====== DATASET

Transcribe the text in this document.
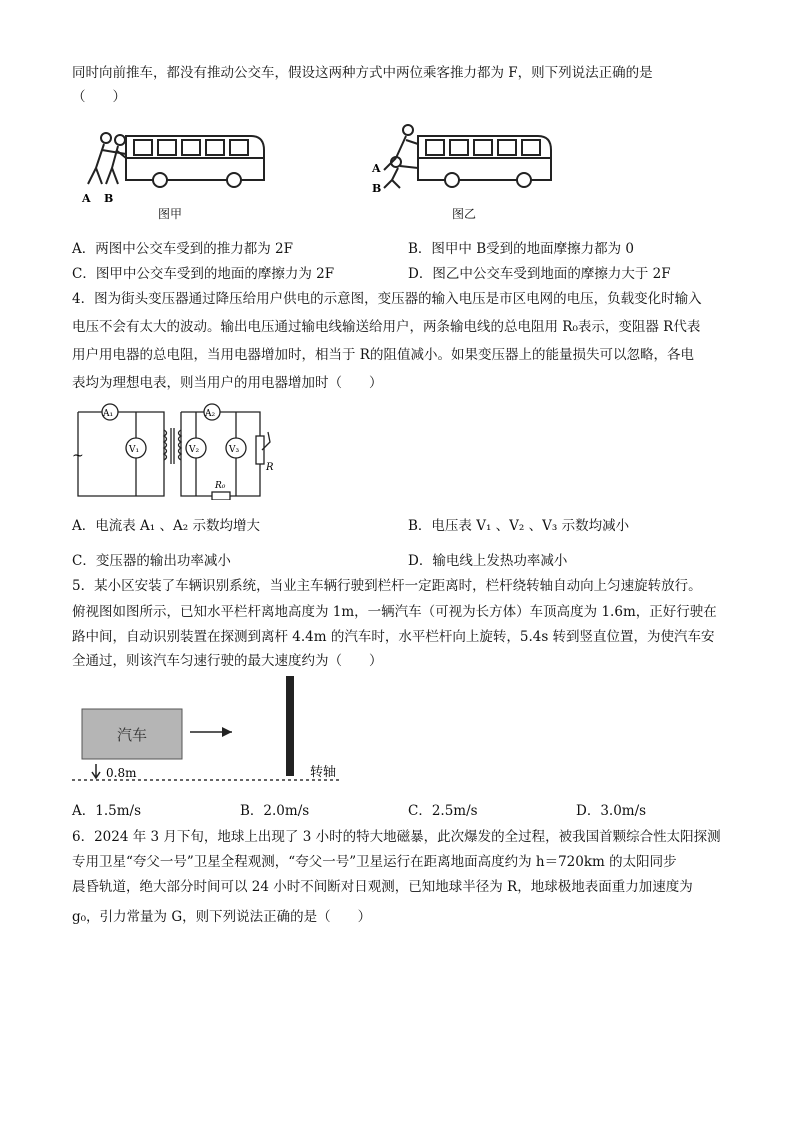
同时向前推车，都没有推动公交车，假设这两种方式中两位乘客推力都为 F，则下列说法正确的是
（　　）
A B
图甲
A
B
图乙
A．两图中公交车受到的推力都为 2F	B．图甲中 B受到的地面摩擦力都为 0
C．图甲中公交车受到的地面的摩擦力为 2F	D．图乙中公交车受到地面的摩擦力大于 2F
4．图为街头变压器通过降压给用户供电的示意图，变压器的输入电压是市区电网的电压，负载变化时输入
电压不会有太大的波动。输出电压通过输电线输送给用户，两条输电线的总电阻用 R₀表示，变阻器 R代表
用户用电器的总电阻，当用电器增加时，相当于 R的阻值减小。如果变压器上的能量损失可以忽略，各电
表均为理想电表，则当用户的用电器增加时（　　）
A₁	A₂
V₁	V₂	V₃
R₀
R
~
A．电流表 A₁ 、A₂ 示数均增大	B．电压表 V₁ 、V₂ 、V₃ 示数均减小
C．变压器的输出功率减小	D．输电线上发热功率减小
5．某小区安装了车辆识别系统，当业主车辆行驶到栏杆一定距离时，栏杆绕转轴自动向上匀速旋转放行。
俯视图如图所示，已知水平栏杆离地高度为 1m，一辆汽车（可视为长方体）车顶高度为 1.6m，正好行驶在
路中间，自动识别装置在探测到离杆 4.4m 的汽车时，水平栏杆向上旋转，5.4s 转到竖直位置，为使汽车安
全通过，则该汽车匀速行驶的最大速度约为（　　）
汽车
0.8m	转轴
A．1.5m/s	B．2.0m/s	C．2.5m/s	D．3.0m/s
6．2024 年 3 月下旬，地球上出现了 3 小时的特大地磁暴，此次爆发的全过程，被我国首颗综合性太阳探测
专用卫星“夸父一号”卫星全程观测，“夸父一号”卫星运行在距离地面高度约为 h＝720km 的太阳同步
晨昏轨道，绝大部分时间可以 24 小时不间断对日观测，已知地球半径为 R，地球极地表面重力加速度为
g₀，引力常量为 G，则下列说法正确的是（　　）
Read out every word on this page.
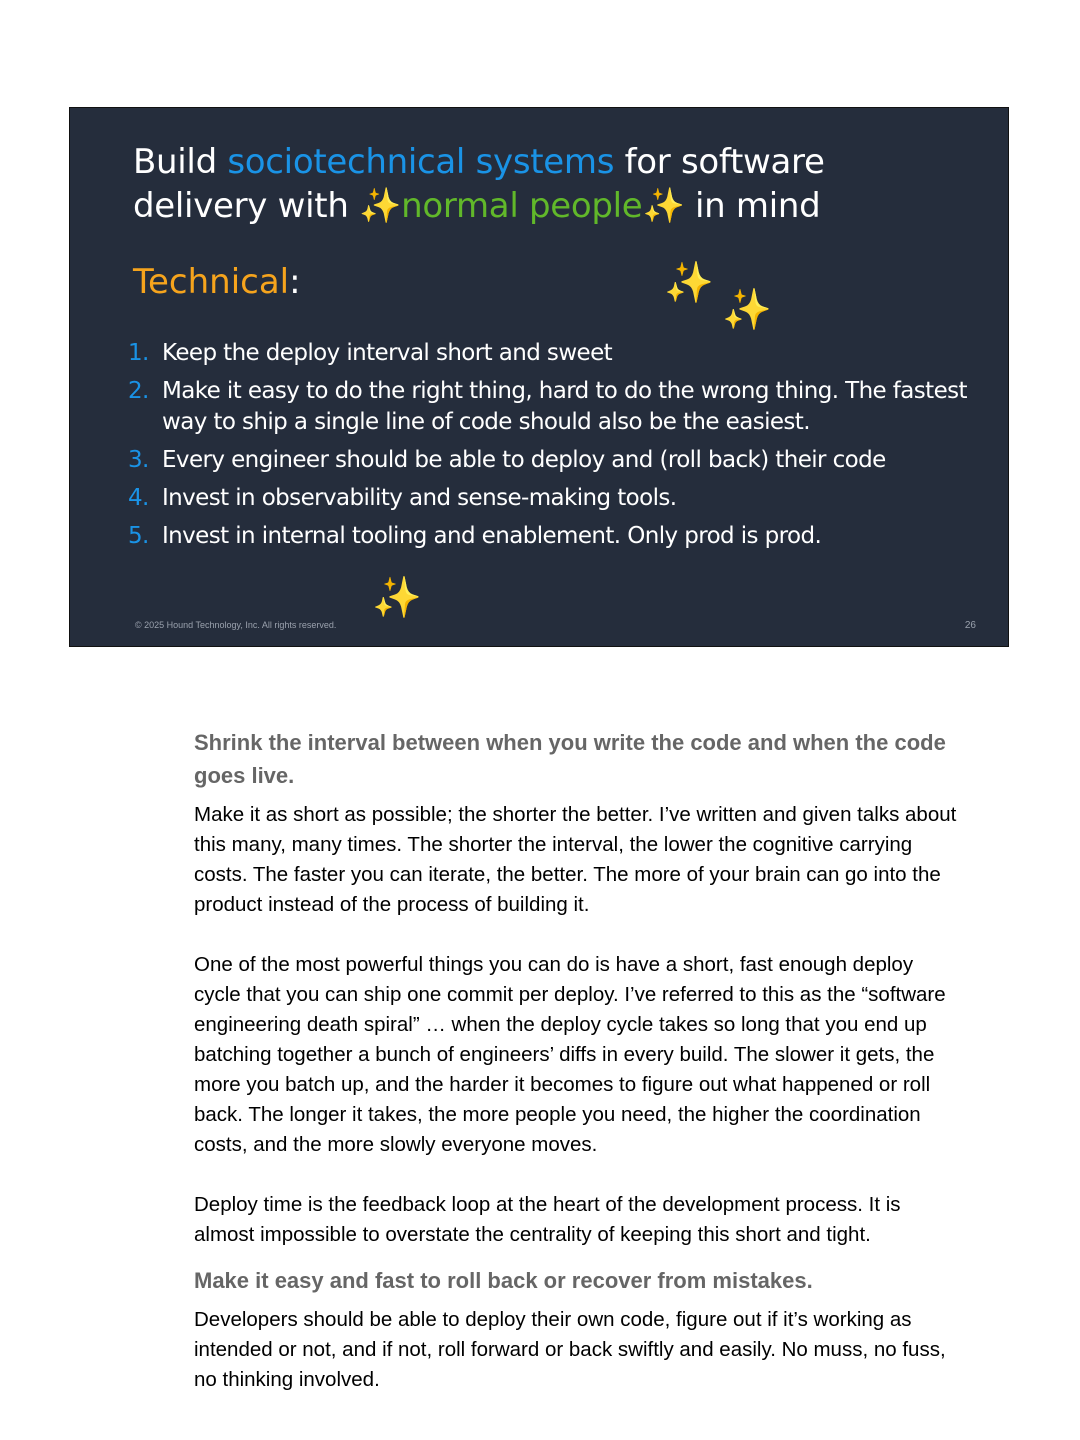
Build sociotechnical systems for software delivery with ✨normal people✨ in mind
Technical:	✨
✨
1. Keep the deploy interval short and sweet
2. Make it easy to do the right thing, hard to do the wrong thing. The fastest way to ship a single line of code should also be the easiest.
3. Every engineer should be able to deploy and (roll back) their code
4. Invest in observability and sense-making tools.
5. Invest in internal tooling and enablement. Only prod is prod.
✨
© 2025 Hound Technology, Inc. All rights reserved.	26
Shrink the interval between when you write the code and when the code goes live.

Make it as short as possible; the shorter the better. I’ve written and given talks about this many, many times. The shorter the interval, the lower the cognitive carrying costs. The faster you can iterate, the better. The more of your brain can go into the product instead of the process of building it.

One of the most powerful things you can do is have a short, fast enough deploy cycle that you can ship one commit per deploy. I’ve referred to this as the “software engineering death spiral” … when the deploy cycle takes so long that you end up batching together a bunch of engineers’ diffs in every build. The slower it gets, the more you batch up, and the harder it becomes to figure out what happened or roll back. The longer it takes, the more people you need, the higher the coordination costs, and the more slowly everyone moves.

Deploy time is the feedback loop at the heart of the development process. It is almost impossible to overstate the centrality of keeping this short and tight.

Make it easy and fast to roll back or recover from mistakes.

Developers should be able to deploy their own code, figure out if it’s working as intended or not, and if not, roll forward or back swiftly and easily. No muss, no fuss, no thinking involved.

============

Copy the entries above faithfully and omit every image.

Transcribe the text in this document.
同时向前推车，都没有推动公交车，假设这两种方式中两位乘客推力都为 F，则下列说法正确的是
（　　）
A B
图甲
A
B
图乙
A．两图中公交车受到的推力都为 2F	B．图甲中 B受到的地面摩擦力都为 0
C．图甲中公交车受到的地面的摩擦力为 2F	D．图乙中公交车受到地面的摩擦力大于 2F
4．图为街头变压器通过降压给用户供电的示意图，变压器的输入电压是市区电网的电压，负载变化时输入
电压不会有太大的波动。输出电压通过输电线输送给用户，两条输电线的总电阻用 R₀表示，变阻器 R代表
用户用电器的总电阻，当用电器增加时，相当于 R的阻值减小。如果变压器上的能量损失可以忽略，各电
表均为理想电表，则当用户的用电器增加时（　　）
A₁	A₂
V₁	V₂	V₃
R₀
R
~
A．电流表 A₁ 、A₂ 示数均增大	B．电压表 V₁ 、V₂ 、V₃ 示数均减小
C．变压器的输出功率减小	D．输电线上发热功率减小
5．某小区安装了车辆识别系统，当业主车辆行驶到栏杆一定距离时，栏杆绕转轴自动向上匀速旋转放行。
俯视图如图所示，已知水平栏杆离地高度为 1m，一辆汽车（可视为长方体）车顶高度为 1.6m，正好行驶在
路中间，自动识别装置在探测到离杆 4.4m 的汽车时，水平栏杆向上旋转，5.4s 转到竖直位置，为使汽车安
全通过，则该汽车匀速行驶的最大速度约为（　　）
汽车
0.8m	转轴
A．1.5m/s	B．2.0m/s	C．2.5m/s	D．3.0m/s
6．2024 年 3 月下旬，地球上出现了 3 小时的特大地磁暴，此次爆发的全过程，被我国首颗综合性太阳探测
专用卫星“夸父一号”卫星全程观测，“夸父一号”卫星运行在距离地面高度约为 h＝720km 的太阳同步
晨昏轨道，绝大部分时间可以 24 小时不间断对日观测，已知地球半径为 R，地球极地表面重力加速度为
g₀，引力常量为 G，则下列说法正确的是（　　）
Read out every word on this page.
Build sociotechnical systems for software delivery with ✨normal people✨ in mind
Technical:	✨
✨
1. Keep the deploy interval short and sweet
2. Make it easy to do the right thing, hard to do the wrong thing. The fastest way to ship a single line of code should also be the easiest.
3. Every engineer should be able to deploy and (roll back) their code
4. Invest in observability and sense-making tools.
5. Invest in internal tooling and enablement. Only prod is prod.
✨
© 2025 Hound Technology, Inc. All rights reserved.	26
Shrink the interval between when you write the code and when the code goes live.

Make it as short as possible; the shorter the better. I’ve written and given talks about this many, many times. The shorter the interval, the lower the cognitive carrying costs. The faster you can iterate, the better. The more of your brain can go into the product instead of the process of building it.

One of the most powerful things you can do is have a short, fast enough deploy cycle that you can ship one commit per deploy. I’ve referred to this as the “software engineering death spiral” … when the deploy cycle takes so long that you end up batching together a bunch of engineers’ diffs in every build. The slower it gets, the more you batch up, and the harder it becomes to figure out what happened or roll back. The longer it takes, the more people you need, the higher the coordination costs, and the more slowly everyone moves.

Deploy time is the feedback loop at the heart of the development process. It is almost impossible to overstate the centrality of keeping this short and tight.

Make it easy and fast to roll back or recover from mistakes.

Developers should be able to deploy their own code, figure out if it’s working as intended or not, and if not, roll forward or back swiftly and easily. No muss, no fuss, no thinking involved.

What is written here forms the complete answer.